## Begin THE DATA

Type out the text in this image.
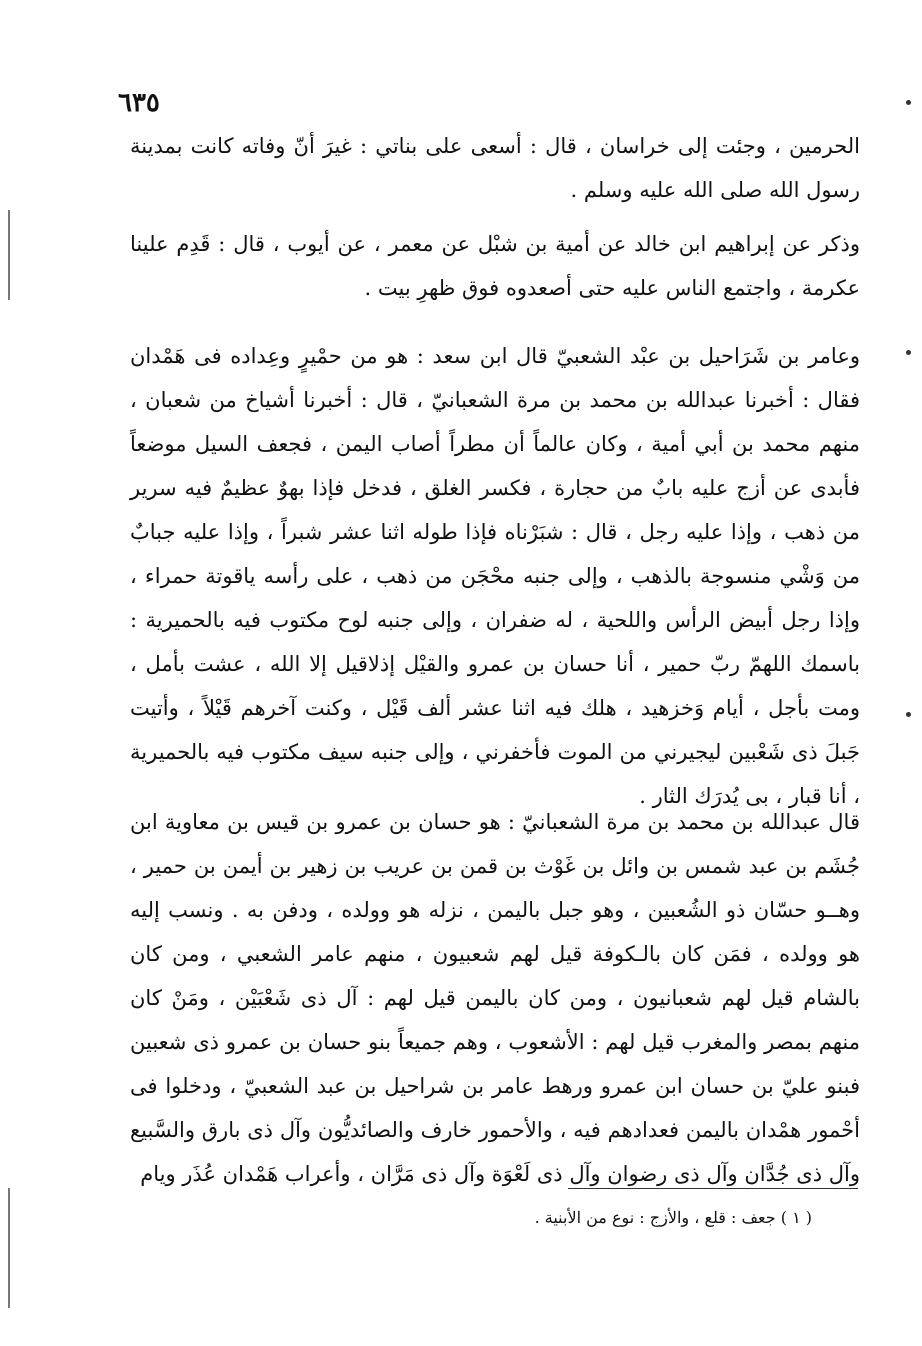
٦٣٥

الحرمين ، وجئت إلى خراسان ، قال : أسعى على بناتي : غيرَ أنّ وفاته كانت بمدينة رسول الله صلى الله عليه وسلم .

وذكر عن إبراهيم ابن خالد عن أمية بن شبْل عن معمر ، عن أيوب ، قال : قَدِم علينا عكرمة ، واجتمع الناس عليه حتى أصعدوه فوق ظهرِ بيت .

وعامر بن شَرَاحيل بن عبْد الشعبيّ قال ابن سعد : هو من حمْيرٍ وعِداده فى هَمْدان فقال : أخبرنا عبدالله بن محمد بن مرة الشعبانيّ ، قال : أخبرنا أشياخ من شعبان ، منهم محمد بن أبي أمية ، وكان عالماً أن مطراً أصاب اليمن ، فجعف السيل موضعاً فأبدى عن أزج عليه بابٌ من حجارة ، فكسر الغلق ، فدخل فإذا بهوٌ عظيمٌ فيه سرير من ذهب ، وإذا عليه رجل ، قال : شبَرْناه فإذا طوله اثنا عشر شبراً ، وإذا عليه جبابٌ من وَشْي منسوجة بالذهب ، وإلى جنبه محْجَن من ذهب ، على رأسه ياقوتة حمراء ، وإذا رجل أبيض الرأس واللحية ، له ضفران ، وإلى جنبه لوح مكتوب فيه بالحميرية : باسمك اللهمّ ربّ حمير ، أنا حسان بن عمرو والقيْل إذلاقيل إلا الله ، عشت بأمل ، ومت بأجل ، أيام وَخزهيد ، هلك فيه اثنا عشر ألف قَيْل ، وكنت آخرهم قَيْلاً ، وأتيت جَبلَ ذى شَعْبين ليجيرني من الموت فأخفرني ، وإلى جنبه سيف مكتوب فيه بالحميرية ، أنا قبار ، بى يُدرَك الثار .

قال عبدالله بن محمد بن مرة الشعبانيّ : هو حسان بن عمرو بن قيس بن معاوية ابن جُشَم بن عبد شمس بن وائل بن غَوْث بن قمن بن عريب بن زهير بن أيمن بن حمير ، وهــو حسّان ذو الشُعبين ، وهو جبل باليمن ، نزله هو وولده ، ودفن به . ونسب إليه هو وولده ، فمَن كان بالـكوفة قيل لهم شعبيون ، منهم عامر الشعبي ، ومن كان بالشام قيل لهم شعبانيون ، ومن كان باليمن قيل لهم : آل ذى شَعْبَيْن ، ومَنْ كان منهم بمصر والمغرب قيل لهم : الأشعوب ، وهم جميعاً بنو حسان بن عمرو ذى شعبين فبنو عليّ بن حسان ابن عمرو ورهط عامر بن شراحيل بن عبد الشعبيّ ، ودخلوا فى أحْمور همْدان باليمن فعدادهم فيه ، والأحمور خارف والصائديُّون وآل ذى بارق والسَّبيع وآل ذى جُدَّان وآل ذى رضوان وآل ذى لَعْوَة وآل ذى مَرَّان ، وأعراب هَمْدان عُذَر ويام

( ١ ) جعف : قلع ، والأزج : نوع من الأبنية .
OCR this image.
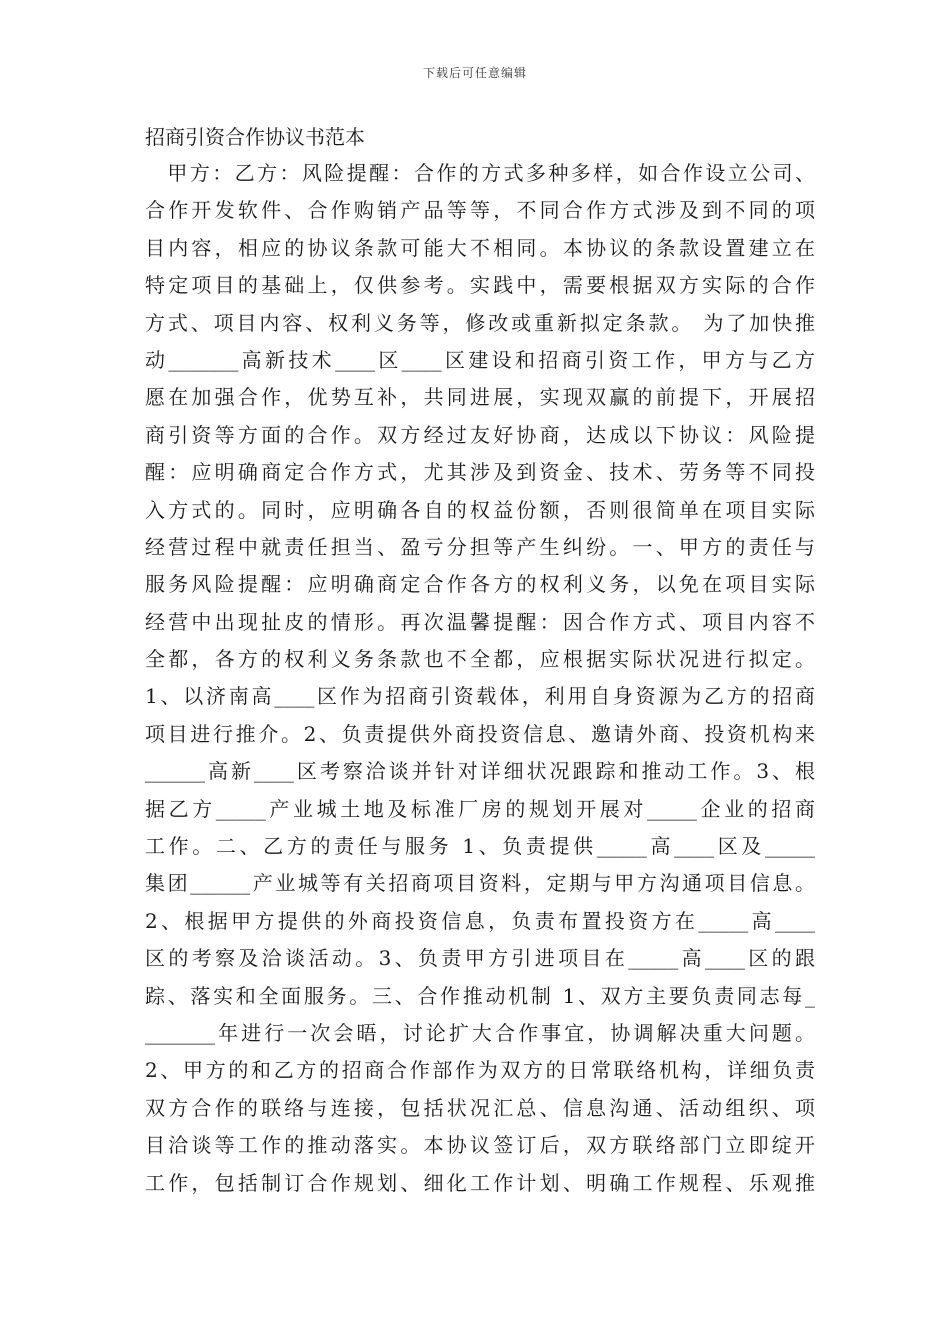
下载后可任意编辑
招商引资合作协议书范本
　甲方：乙方：风险提醒：合作的方式多种多样，如合作设立公司、
合作开发软件、合作购销产品等等，不同合作方式涉及到不同的项
目内容，相应的协议条款可能大不相同。本协议的条款设置建立在
特定项目的基础上，仅供参考。实践中，需要根据双方实际的合作
方式、项目内容、权利义务等，修改或重新拟定条款。 为了加快推
动_______高新技术____区____区建设和招商引资工作，甲方与乙方
愿在加强合作，优势互补，共同进展，实现双赢的前提下，开展招
商引资等方面的合作。双方经过友好协商，达成以下协议：风险提
醒：应明确商定合作方式，尤其涉及到资金、技术、劳务等不同投
入方式的。同时，应明确各自的权益份额，否则很简单在项目实际
经营过程中就责任担当、盈亏分担等产生纠纷。一、甲方的责任与
服务风险提醒：应明确商定合作各方的权利义务，以免在项目实际
经营中出现扯皮的情形。再次温馨提醒：因合作方式、项目内容不
全都，各方的权利义务条款也不全都，应根据实际状况进行拟定。
1、以济南高____区作为招商引资载体，利用自身资源为乙方的招商
项目进行推介。2、负责提供外商投资信息、邀请外商、投资机构来
______高新____区考察洽谈并针对详细状况跟踪和推动工作。3、根
据乙方_____产业城土地及标准厂房的规划开展对_____企业的招商
工作。二、乙方的责任与服务 1、负责提供_____高____区及_____
集团______产业城等有关招商项目资料，定期与甲方沟通项目信息。
2、根据甲方提供的外商投资信息，负责布置投资方在_____高____
区的考察及洽谈活动。3、负责甲方引进项目在_____高____区的跟
踪、落实和全面服务。三、合作推动机制 1、双方主要负责同志每_
_______年进行一次会晤，讨论扩大合作事宜，协调解决重大问题。
2、甲方的和乙方的招商合作部作为双方的日常联络机构，详细负责
双方合作的联络与连接，包括状况汇总、信息沟通、活动组织、项
目洽谈等工作的推动落实。本协议签订后，双方联络部门立即绽开
工作，包括制订合作规划、细化工作计划、明确工作规程、乐观推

## End THE DATA

# PROBLEM DESCRIPTION:
Only a number is wanted: how many lines contain "image"?

# EXERCISE RESPONSE:
2